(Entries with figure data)
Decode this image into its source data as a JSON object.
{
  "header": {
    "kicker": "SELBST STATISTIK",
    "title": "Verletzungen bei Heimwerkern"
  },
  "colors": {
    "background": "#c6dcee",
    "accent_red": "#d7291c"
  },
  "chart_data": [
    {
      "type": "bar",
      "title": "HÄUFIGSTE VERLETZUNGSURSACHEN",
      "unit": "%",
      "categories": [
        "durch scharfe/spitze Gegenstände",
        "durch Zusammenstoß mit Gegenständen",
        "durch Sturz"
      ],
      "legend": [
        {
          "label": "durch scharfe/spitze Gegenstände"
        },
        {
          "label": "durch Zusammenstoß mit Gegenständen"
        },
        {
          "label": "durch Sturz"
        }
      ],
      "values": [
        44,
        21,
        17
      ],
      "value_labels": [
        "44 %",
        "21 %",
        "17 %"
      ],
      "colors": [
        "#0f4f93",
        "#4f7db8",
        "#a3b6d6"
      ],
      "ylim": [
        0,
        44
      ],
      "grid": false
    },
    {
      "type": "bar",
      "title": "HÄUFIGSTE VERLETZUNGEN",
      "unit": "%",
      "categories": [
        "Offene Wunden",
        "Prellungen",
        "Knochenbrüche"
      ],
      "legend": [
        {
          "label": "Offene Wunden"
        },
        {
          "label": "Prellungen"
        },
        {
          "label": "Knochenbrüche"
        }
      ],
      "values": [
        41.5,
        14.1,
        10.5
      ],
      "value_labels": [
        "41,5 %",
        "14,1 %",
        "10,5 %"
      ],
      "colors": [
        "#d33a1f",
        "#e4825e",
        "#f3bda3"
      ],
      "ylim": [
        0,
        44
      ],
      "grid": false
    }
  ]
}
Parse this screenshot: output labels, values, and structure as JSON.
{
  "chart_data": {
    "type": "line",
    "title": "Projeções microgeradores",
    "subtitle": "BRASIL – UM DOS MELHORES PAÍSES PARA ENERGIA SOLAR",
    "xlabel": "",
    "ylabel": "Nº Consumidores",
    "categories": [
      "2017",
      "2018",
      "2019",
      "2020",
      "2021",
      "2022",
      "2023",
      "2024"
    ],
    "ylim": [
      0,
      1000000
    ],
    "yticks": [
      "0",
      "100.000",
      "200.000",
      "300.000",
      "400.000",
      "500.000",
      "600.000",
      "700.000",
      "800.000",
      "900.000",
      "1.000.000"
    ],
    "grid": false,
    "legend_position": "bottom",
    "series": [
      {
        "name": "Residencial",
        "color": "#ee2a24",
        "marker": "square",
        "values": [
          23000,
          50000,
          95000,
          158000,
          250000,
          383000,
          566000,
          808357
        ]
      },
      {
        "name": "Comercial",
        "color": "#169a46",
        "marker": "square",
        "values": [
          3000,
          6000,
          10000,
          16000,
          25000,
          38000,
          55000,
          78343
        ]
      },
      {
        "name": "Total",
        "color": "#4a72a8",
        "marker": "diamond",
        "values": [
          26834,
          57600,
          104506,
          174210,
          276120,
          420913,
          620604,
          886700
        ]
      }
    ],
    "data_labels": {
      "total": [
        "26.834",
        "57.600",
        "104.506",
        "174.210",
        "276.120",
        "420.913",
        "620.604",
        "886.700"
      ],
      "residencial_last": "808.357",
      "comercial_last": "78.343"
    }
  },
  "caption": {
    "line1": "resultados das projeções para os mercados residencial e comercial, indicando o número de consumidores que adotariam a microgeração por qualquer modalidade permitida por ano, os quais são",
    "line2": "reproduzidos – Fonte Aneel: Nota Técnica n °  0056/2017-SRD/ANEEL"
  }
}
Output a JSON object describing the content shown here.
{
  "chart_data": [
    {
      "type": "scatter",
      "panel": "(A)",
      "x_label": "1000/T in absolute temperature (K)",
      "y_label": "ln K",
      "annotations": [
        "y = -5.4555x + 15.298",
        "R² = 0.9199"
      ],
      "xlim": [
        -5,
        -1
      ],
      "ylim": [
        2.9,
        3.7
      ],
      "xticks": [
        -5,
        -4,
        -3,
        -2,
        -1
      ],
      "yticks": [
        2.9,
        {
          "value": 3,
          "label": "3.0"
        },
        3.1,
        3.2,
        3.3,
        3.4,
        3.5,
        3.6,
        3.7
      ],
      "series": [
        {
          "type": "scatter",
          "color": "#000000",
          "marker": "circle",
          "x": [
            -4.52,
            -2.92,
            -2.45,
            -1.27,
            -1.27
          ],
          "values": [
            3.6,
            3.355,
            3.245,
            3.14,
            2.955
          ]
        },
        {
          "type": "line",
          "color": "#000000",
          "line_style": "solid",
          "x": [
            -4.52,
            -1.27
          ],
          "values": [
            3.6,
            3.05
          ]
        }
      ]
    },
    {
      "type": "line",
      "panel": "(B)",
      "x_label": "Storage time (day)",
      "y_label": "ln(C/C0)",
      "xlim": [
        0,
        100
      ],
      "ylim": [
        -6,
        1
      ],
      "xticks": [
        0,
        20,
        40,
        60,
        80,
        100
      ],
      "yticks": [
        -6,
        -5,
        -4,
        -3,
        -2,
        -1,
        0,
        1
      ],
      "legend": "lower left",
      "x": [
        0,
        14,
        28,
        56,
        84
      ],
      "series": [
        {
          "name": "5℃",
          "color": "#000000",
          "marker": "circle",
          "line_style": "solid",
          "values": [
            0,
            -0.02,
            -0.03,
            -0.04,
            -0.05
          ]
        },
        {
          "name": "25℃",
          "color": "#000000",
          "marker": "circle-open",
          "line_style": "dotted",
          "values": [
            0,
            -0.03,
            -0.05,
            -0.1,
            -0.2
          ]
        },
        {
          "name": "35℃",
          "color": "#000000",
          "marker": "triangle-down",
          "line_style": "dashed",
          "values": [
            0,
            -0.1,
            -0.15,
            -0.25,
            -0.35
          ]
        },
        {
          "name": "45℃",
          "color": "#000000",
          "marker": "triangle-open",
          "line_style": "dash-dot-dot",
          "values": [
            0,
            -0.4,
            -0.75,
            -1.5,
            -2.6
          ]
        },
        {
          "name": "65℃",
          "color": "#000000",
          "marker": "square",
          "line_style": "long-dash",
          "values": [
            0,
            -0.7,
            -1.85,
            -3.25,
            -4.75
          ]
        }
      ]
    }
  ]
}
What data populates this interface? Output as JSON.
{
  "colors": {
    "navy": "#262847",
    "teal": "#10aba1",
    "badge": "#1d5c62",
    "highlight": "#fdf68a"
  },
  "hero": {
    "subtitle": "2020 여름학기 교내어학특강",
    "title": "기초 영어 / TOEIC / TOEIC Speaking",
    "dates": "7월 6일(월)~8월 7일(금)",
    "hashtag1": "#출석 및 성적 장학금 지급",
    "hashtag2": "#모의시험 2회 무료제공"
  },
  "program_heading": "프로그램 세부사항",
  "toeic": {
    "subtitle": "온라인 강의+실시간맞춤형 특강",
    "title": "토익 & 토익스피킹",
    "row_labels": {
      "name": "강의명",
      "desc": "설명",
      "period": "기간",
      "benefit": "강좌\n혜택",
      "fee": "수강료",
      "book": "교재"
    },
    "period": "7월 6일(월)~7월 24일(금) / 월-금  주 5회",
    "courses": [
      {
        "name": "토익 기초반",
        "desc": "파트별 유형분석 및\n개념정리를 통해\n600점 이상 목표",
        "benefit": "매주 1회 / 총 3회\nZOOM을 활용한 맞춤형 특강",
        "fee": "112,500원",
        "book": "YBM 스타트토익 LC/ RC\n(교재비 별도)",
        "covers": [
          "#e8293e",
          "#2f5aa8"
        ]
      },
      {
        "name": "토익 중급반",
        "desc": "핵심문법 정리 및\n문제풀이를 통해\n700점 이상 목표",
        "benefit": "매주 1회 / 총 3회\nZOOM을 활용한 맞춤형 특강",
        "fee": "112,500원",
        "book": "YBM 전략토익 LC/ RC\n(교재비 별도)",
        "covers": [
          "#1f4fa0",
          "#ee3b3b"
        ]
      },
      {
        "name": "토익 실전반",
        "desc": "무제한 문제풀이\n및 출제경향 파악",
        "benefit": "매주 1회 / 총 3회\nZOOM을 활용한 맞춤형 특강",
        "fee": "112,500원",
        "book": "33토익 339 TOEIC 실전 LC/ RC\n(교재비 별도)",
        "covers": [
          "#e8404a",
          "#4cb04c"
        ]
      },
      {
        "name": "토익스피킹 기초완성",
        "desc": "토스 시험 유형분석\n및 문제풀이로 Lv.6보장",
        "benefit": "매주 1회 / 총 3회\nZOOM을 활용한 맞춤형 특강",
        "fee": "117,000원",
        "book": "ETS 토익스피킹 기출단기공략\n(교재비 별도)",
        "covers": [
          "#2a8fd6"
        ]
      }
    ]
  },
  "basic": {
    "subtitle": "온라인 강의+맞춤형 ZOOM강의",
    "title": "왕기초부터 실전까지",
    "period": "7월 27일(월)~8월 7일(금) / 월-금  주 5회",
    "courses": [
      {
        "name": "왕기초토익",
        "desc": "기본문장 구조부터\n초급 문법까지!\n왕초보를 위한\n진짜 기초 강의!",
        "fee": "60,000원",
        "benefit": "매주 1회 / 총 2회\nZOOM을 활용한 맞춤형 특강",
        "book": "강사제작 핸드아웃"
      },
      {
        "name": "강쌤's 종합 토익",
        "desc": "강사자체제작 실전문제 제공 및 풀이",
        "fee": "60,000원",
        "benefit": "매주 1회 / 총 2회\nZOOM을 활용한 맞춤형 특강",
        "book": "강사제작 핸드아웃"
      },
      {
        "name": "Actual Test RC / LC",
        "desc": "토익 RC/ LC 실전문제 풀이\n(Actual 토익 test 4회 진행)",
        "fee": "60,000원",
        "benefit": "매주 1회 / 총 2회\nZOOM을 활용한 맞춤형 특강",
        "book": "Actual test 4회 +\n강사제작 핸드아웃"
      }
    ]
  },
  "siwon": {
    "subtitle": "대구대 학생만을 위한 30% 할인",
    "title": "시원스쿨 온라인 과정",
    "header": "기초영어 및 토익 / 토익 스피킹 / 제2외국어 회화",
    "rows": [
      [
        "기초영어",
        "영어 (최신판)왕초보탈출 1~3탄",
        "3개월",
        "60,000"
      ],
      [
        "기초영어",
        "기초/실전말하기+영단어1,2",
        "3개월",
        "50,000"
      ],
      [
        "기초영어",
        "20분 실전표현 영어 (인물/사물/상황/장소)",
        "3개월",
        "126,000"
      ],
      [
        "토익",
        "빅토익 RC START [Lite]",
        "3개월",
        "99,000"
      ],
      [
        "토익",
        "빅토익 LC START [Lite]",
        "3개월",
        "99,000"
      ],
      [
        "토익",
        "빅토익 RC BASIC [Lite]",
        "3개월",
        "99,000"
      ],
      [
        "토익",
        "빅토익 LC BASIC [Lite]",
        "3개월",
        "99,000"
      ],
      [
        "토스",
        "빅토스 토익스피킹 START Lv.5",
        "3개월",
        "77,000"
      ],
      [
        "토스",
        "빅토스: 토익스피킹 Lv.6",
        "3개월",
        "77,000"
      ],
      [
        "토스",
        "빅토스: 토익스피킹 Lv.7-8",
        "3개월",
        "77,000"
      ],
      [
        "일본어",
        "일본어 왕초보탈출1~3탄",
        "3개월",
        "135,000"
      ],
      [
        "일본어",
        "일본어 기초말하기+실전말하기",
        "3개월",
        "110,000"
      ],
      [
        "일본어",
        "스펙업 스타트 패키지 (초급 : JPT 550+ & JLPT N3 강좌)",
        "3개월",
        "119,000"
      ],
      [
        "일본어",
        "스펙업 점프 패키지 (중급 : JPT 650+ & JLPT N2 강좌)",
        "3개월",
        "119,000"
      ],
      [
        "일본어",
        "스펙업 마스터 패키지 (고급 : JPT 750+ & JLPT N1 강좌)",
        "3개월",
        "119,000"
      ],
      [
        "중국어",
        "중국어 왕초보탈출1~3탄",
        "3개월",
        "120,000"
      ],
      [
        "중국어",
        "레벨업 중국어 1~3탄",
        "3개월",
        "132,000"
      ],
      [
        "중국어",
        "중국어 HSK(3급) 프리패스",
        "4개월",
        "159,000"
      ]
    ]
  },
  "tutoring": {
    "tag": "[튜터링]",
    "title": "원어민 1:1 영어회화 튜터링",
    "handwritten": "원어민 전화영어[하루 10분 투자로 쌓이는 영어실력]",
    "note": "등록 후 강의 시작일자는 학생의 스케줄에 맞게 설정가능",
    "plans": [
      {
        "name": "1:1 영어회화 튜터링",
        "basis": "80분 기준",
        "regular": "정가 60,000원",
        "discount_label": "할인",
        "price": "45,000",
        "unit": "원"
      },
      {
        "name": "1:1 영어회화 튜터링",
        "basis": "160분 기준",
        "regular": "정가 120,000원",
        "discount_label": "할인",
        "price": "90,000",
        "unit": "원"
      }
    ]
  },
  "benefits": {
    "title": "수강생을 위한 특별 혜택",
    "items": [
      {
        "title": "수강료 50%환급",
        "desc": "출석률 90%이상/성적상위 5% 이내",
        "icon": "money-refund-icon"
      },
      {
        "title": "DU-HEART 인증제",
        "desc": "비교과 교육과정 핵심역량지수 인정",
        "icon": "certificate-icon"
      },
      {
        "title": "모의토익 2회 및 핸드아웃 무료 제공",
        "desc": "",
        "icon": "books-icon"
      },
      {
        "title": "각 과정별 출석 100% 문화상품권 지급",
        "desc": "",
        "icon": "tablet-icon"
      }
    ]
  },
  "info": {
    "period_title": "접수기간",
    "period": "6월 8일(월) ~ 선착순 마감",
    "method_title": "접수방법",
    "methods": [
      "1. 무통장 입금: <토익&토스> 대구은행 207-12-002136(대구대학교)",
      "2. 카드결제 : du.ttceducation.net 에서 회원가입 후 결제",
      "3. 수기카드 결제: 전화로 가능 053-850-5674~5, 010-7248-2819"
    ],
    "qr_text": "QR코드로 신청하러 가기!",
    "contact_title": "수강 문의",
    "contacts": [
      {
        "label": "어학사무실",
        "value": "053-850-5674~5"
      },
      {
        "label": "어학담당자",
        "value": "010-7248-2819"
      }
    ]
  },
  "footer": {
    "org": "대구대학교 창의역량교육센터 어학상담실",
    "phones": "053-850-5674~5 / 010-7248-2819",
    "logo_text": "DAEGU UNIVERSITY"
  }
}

Short exercise: For the data above, state how many lines contain "Zusammenstoß"; the number is the whole answer.

Finished exercise: 2